EXERCISE REQUIREMENTS
Your task is to copy each line that has the word "name".

DATA ROWS
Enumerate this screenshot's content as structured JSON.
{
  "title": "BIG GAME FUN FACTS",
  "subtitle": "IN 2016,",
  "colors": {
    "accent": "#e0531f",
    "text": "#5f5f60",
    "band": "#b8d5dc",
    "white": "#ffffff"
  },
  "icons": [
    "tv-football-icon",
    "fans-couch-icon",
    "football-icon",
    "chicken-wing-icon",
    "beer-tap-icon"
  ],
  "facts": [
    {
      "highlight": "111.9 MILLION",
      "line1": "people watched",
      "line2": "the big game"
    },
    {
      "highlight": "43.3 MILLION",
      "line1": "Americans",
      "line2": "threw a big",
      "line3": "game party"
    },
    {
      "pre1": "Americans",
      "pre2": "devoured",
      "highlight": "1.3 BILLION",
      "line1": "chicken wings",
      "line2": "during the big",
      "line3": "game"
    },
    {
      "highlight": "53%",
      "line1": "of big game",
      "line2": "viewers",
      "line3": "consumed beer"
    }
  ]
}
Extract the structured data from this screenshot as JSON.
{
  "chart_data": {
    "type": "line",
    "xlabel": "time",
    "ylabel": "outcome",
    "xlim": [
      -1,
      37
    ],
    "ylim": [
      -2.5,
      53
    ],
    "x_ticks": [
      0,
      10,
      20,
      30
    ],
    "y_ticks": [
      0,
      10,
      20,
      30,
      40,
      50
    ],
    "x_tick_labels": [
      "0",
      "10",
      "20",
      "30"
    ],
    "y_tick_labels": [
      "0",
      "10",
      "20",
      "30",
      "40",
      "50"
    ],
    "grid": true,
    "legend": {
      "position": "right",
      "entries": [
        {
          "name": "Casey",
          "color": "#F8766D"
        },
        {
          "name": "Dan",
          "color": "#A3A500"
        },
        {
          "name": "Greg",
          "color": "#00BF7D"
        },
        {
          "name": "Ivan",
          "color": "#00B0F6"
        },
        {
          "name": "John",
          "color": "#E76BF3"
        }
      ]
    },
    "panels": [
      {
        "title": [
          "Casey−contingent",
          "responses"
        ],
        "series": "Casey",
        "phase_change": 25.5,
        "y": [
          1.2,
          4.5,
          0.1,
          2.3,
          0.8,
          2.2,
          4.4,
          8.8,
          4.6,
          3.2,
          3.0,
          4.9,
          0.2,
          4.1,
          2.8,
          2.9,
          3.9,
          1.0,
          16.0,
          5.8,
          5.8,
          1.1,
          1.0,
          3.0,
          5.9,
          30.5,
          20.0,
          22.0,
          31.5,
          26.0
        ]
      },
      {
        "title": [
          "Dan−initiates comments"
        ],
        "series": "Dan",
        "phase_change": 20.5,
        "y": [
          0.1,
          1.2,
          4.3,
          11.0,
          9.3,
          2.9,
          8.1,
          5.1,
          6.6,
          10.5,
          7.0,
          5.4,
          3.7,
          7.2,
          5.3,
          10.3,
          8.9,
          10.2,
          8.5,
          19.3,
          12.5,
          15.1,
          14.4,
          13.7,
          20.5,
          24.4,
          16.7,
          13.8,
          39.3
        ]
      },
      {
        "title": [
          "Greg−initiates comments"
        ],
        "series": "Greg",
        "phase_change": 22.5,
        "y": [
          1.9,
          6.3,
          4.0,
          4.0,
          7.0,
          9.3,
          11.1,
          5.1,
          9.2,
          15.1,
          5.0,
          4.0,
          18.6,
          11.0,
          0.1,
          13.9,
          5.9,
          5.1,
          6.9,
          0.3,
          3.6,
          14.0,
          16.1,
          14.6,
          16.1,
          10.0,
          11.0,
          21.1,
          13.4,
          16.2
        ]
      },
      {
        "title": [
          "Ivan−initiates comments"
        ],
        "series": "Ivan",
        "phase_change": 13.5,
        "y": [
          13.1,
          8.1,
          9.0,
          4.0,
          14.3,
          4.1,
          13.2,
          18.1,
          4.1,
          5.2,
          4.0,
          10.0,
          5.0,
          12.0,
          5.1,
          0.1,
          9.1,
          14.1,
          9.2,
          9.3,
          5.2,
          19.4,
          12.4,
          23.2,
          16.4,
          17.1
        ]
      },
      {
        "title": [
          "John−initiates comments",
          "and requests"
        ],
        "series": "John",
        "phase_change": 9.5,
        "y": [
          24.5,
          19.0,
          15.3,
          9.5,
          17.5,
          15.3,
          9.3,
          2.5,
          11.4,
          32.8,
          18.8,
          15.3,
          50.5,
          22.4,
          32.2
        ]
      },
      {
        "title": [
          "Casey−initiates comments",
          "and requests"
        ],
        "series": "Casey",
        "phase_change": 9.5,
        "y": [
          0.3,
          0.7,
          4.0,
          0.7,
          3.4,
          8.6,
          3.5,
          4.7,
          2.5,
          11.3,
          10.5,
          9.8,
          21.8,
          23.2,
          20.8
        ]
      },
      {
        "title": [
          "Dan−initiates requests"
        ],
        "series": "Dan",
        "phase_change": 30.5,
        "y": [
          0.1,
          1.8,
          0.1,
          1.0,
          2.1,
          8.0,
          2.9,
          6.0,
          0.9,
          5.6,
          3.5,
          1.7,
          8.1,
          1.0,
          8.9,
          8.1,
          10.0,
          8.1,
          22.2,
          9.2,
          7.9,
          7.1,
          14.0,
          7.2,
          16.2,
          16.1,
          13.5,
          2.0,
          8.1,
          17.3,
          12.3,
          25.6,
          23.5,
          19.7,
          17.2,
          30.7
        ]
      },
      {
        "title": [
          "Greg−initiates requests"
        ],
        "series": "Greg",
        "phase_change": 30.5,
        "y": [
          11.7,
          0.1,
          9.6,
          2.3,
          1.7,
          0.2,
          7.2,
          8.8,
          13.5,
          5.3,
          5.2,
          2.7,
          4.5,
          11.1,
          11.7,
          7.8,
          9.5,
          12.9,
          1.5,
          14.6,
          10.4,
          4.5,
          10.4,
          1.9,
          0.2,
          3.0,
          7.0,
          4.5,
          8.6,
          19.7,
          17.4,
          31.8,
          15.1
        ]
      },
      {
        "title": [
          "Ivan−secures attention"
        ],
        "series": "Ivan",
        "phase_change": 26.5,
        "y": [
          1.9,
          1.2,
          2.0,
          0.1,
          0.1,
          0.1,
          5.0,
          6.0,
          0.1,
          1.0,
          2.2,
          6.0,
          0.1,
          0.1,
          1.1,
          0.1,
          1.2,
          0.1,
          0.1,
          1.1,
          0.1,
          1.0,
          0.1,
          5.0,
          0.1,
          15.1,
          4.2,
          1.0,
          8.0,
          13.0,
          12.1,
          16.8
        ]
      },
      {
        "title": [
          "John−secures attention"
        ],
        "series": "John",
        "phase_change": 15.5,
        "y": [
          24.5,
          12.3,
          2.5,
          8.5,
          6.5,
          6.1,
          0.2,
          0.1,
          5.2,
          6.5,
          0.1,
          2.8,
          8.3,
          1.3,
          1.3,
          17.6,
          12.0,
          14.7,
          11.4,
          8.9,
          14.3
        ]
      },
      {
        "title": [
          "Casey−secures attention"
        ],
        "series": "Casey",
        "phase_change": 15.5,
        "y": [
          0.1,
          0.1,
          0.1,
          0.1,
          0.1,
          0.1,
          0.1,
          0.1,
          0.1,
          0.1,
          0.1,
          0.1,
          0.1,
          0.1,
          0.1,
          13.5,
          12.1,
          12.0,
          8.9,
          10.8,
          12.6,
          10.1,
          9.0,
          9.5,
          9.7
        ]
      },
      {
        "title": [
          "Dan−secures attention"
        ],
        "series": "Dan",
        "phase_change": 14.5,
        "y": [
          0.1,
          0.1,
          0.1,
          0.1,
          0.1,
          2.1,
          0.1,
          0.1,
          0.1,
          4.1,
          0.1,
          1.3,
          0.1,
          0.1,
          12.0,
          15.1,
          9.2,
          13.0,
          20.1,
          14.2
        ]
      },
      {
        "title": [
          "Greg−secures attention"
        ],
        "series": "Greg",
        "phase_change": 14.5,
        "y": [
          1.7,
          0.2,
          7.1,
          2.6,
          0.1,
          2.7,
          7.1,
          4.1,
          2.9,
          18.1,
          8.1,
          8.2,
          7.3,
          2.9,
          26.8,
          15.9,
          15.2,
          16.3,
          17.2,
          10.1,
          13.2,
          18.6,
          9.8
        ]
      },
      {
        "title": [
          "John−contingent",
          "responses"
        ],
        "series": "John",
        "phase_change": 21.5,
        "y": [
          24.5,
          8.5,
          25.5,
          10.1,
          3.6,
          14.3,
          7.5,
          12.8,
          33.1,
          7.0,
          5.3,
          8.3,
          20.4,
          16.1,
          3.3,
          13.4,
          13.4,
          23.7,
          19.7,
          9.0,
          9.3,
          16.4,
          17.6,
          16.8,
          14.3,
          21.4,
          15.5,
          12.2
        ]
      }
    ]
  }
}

TASK ANSWER
          "name": "Casey",
          "name": "Dan",
          "name": "Greg",
          "name": "Ivan",
          "name": "John",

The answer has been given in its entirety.